| Document section |
Monday, May 11, 2009

Criminal Weaponry in 1929

As I continue to chronologically muddle through the New Yorker, I still wonder when it will start getting SERIOUS. As of July 20, 1929 it remains a goofy collection of gags, cartoons, bon mots, and "burlesques," and the only consistent reporting seems to involve Parisian fashion trends, the Profiles of industrial tycoons, and the finer points of Polo.

The exception, however, is the semi-regular "Reporter at Large" column. It's always a highlight and it provides the modern reader -- or at least me -- exactly the sorts of things we want to know: the reasoned and thorough research of life at the time.

Niven Busch, Jr. is the writer of this particular article about police headquarters. It outlines exactly how people are processed by the police when they're arrested, including interesting lists like this one regarding the contents of the "Property Room."
Every branch of the underworld has its characteristic type of arms. Holdup men use conventional Smith & Wesson six-shooters, or Colt automatics; the gunmen employed by bootleggers or warring Chinese tongs depend on foreign military pistols which have great accuracy even at long ranges. Cracksmen carry arms when working on a big job, but the ordinary burglar, contrary to general belief, seldom does, though he may have a nickel-plated gas or airgun to use as a bluff if cornered. Negroes have a partiality for blackjacks, which they manufacture themselves, concealing chunks of lead in the finger of a glove, or in a big watchcase. Most deadly of all criminal weapons is the sawed-off shotgun, a cheap twelve or sixteen-gauge gun shortened so it will fit in a trouser-leg and which, loaded with screws and pieces of brass and steel, is carried only by a killer whose single and immediate purpose is to commit murder.
What did they do with all those confiscated weapons? They kept them in five wooden chests. When the chests finally became full they'd be taken out into the bay and dumped into the Narrows. There's probably a lot of neat stuff down there.

(Incidentally, this is the 1001st post in this blog. Whew!)

3 comments:

Kimber said...

WOW!!! 1001! I can only hope to achieve that someday...

Muffy St. Bernard said...

It's all about quality, not quantity! :)

Gary said...

Reminds me of the stuff that famed crime reporter/photographer Arthur Fellig ("Weegee") probably came across.

Here's part of a New York Times article about him from the June 20, 2008 issue:

"Weegee’s peak period as a freelance crime and street photographer was a whirl of perpetual motion running from the mid-1930s into the postwar years. Ceaselessly prowling the streets during the graveyard shift, he took thousands of photographs that defined Manhattan as a film noir nightscape of hoodlums and gangsters, Bowery bums and slumming swells, tenement dwellers and victims of domestic brawls, fires and car crashes. He gave it its enduring nickname, the Naked City."

Check out the article - it's fascinating, and probably fits right in with this post.

| Complete the following |
[1] Using the blog post on criminal weaponry in 1929, say whether each statement agrees with it: (a) the ordinary burglar usually carries a gun; (b) confiscated weapons were kept in five wooden chests; (c) the "Reporter at Large" column ran in every issue. Answer yes or no for each and quote the deciding words.
[2] Copy the blog post's text word for word, from "Gary said..." up to and including "with this post.".

| Data |

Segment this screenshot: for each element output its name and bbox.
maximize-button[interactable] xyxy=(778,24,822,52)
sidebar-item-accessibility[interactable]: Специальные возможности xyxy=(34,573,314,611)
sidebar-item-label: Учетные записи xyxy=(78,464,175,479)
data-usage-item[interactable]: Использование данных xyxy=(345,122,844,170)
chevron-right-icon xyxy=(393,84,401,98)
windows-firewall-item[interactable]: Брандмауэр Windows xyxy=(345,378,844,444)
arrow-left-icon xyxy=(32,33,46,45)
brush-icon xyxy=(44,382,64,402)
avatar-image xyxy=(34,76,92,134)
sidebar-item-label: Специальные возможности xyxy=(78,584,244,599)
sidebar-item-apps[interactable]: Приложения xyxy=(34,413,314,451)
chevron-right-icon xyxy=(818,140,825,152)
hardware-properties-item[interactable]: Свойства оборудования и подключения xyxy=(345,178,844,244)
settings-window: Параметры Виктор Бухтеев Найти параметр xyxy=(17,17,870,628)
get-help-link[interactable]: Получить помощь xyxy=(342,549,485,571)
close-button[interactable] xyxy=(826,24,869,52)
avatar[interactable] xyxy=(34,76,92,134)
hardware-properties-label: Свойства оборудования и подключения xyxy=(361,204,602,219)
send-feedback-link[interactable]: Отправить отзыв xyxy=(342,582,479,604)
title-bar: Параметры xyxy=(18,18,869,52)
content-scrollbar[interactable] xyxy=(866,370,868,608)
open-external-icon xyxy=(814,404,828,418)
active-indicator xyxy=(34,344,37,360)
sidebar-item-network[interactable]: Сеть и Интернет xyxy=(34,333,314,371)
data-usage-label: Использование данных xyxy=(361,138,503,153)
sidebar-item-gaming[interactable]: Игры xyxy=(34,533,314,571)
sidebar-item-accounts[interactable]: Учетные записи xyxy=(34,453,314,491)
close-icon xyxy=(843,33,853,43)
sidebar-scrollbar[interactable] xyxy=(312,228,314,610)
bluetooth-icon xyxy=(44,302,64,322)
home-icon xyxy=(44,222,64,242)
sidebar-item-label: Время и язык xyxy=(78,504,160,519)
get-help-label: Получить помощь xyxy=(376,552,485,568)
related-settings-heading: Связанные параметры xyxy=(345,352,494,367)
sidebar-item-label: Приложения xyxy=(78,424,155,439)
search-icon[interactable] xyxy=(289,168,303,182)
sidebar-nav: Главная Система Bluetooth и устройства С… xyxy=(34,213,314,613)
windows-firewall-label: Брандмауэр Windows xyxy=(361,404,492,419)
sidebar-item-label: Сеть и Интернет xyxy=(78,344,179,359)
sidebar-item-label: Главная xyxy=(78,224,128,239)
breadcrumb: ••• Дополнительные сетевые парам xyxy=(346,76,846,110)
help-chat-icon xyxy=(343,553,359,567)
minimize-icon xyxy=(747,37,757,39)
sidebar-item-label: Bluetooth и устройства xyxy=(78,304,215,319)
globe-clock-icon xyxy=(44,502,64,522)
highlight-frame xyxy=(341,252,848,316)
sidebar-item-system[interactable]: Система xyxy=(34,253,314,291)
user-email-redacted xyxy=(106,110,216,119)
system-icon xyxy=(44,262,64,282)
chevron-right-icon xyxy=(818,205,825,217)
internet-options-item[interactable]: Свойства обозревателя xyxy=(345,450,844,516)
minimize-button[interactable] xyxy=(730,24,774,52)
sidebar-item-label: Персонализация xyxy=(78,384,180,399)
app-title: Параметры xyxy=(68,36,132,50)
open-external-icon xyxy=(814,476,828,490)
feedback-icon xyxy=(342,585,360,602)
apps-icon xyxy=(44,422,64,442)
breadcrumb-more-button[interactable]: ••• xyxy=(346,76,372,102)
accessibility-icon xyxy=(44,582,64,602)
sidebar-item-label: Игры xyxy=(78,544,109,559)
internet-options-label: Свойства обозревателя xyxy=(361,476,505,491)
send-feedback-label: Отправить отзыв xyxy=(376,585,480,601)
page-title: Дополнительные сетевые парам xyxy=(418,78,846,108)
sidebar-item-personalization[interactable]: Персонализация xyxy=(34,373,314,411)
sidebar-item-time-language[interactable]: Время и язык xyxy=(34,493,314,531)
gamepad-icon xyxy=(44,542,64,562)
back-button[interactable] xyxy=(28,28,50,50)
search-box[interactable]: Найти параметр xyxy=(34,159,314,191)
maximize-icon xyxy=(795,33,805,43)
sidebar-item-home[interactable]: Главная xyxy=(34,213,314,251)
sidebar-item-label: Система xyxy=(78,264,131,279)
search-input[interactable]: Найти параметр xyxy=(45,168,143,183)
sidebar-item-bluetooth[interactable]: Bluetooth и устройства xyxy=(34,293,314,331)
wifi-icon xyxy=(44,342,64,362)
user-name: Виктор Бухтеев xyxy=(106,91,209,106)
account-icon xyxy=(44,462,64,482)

| Answers to the exercises |
[1]
(a) No: "the ordinary burglar, contrary to general belief, seldom does"
(b) Yes: "They kept them in five wooden chests."
(c) No: "the semi-regular "Reporter at Large" column"

[2]
Gary said...

Reminds me of the stuff that famed crime reporter/photographer Arthur Fellig ("Weegee") probably came across.

Here's part of a New York Times article about him from the June 20, 2008 issue:

"Weegee’s peak period as a freelance crime and street photographer was a whirl of perpetual motion running from the mid-1930s into the postwar years. Ceaselessly prowling the streets during the graveyard shift, he took thousands of photographs that defined Manhattan as a film noir nightscape of hoodlums and gangsters, Bowery bums and slumming swells, tenement dwellers and victims of domestic brawls, fires and car crashes. He gave it its enduring nickname, the Naked City."

Check out the article - it's fascinating, and probably fits right in with this post.